» What needs to be done: Every record below should be written out exactly; pictures stay out.

**** The records ****

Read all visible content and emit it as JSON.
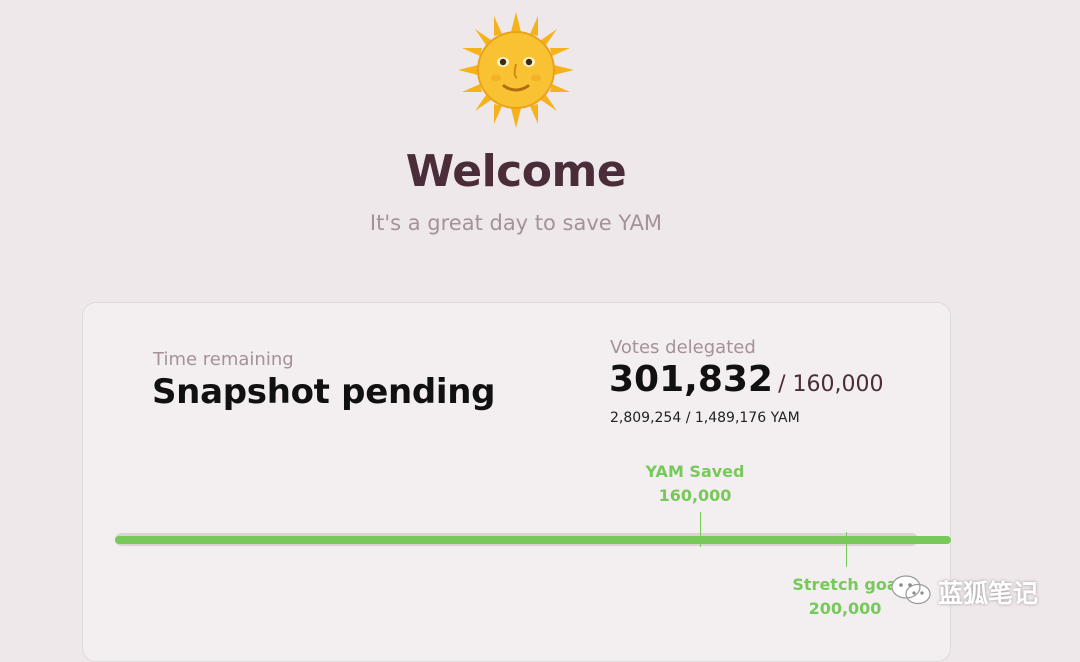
{
  "hero": {
    "icon": "sun-with-face-icon",
    "title": "Welcome",
    "subtitle": "It's a great day to save YAM"
  },
  "card": {
    "time": {
      "label": "Time remaining",
      "value": "Snapshot pending"
    },
    "votes": {
      "label": "Votes delegated",
      "current": "301,832",
      "target": "/ 160,000",
      "yam": "2,809,254 / 1,489,176 YAM"
    },
    "progress": {
      "fraction": 1.0,
      "milestones": [
        {
          "label": "YAM Saved",
          "value": "160,000"
        },
        {
          "label": "Stretch goa",
          "value": "200,000"
        }
      ]
    }
  },
  "watermark": {
    "icon": "wechat-icon",
    "text": "蓝狐笔记"
  },
  "colors": {
    "background": "#efe8ea",
    "accent_green": "#77c95a",
    "title": "#4a2d38",
    "muted": "#a39397"
  }
}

****

» Answer to this task:
Read all visible content and emit it as JSON.
{
  "hero": {
    "icon": "sun-with-face-icon",
    "title": "Welcome",
    "subtitle": "It's a great day to save YAM"
  },
  "card": {
    "time": {
      "label": "Time remaining",
      "value": "Snapshot pending"
    },
    "votes": {
      "label": "Votes delegated",
      "current": "301,832",
      "target": "/ 160,000",
      "yam": "2,809,254 / 1,489,176 YAM"
    },
    "progress": {
      "fraction": 1.0,
      "milestones": [
        {
          "label": "YAM Saved",
          "value": "160,000"
        },
        {
          "label": "Stretch goa",
          "value": "200,000"
        }
      ]
    }
  },
  "watermark": {
    "icon": "wechat-icon",
    "text": "蓝狐笔记"
  },
  "colors": {
    "background": "#efe8ea",
    "accent_green": "#77c95a",
    "title": "#4a2d38",
    "muted": "#a39397"
  }
}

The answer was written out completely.